WHAT YOU NEED TO DO |
Extract all of the entries and set them down verbatim.
++++
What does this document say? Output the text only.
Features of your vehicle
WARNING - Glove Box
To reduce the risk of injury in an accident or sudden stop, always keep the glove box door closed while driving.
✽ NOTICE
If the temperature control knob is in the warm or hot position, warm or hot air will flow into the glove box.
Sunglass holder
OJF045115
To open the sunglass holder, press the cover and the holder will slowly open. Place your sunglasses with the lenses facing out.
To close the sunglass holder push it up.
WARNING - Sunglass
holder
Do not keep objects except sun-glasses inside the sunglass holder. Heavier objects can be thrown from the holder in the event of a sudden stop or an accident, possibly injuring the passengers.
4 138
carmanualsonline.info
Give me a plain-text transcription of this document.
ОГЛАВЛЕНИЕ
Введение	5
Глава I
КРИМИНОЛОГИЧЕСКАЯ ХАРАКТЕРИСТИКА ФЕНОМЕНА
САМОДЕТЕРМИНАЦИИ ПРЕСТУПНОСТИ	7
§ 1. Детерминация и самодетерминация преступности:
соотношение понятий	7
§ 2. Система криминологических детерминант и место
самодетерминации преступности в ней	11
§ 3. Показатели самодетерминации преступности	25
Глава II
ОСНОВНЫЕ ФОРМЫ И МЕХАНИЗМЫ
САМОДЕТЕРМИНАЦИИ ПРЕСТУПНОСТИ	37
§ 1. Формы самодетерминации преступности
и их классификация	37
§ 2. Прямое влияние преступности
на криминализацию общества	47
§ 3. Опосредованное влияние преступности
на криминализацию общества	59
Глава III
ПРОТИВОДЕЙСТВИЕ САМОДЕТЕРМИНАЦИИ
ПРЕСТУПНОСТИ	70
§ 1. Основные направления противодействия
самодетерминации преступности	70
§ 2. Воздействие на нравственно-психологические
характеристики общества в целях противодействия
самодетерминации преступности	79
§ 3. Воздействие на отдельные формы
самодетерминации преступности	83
++++
REPLY |
What does this document say? Output the text only.
Features of your vehicle
WARNING - Glove Box
To reduce the risk of injury in an accident or sudden stop, always keep the glove box door closed while driving.
✽ NOTICE
If the temperature control knob is in the warm or hot position, warm or hot air will flow into the glove box.
Sunglass holder
OJF045115
To open the sunglass holder, press the cover and the holder will slowly open. Place your sunglasses with the lenses facing out.
To close the sunglass holder push it up.
WARNING - Sunglass
holder
Do not keep objects except sun-glasses inside the sunglass holder. Heavier objects can be thrown from the holder in the event of a sudden stop or an accident, possibly injuring the passengers.
4 138
carmanualsonline.info
Give me a plain-text transcription of this document.
ОГЛАВЛЕНИЕ
Введение	5
Глава I
КРИМИНОЛОГИЧЕСКАЯ ХАРАКТЕРИСТИКА ФЕНОМЕНА
САМОДЕТЕРМИНАЦИИ ПРЕСТУПНОСТИ	7
§ 1. Детерминация и самодетерминация преступности:
соотношение понятий	7
§ 2. Система криминологических детерминант и место
самодетерминации преступности в ней	11
§ 3. Показатели самодетерминации преступности	25
Глава II
ОСНОВНЫЕ ФОРМЫ И МЕХАНИЗМЫ
САМОДЕТЕРМИНАЦИИ ПРЕСТУПНОСТИ	37
§ 1. Формы самодетерминации преступности
и их классификация	37
§ 2. Прямое влияние преступности
на криминализацию общества	47
§ 3. Опосредованное влияние преступности
на криминализацию общества	59
Глава III
ПРОТИВОДЕЙСТВИЕ САМОДЕТЕРМИНАЦИИ
ПРЕСТУПНОСТИ	70
§ 1. Основные направления противодействия
самодетерминации преступности	70
§ 2. Воздействие на нравственно-психологические
характеристики общества в целях противодействия
самодетерминации преступности	79
§ 3. Воздействие на отдельные формы
самодетерминации преступности	83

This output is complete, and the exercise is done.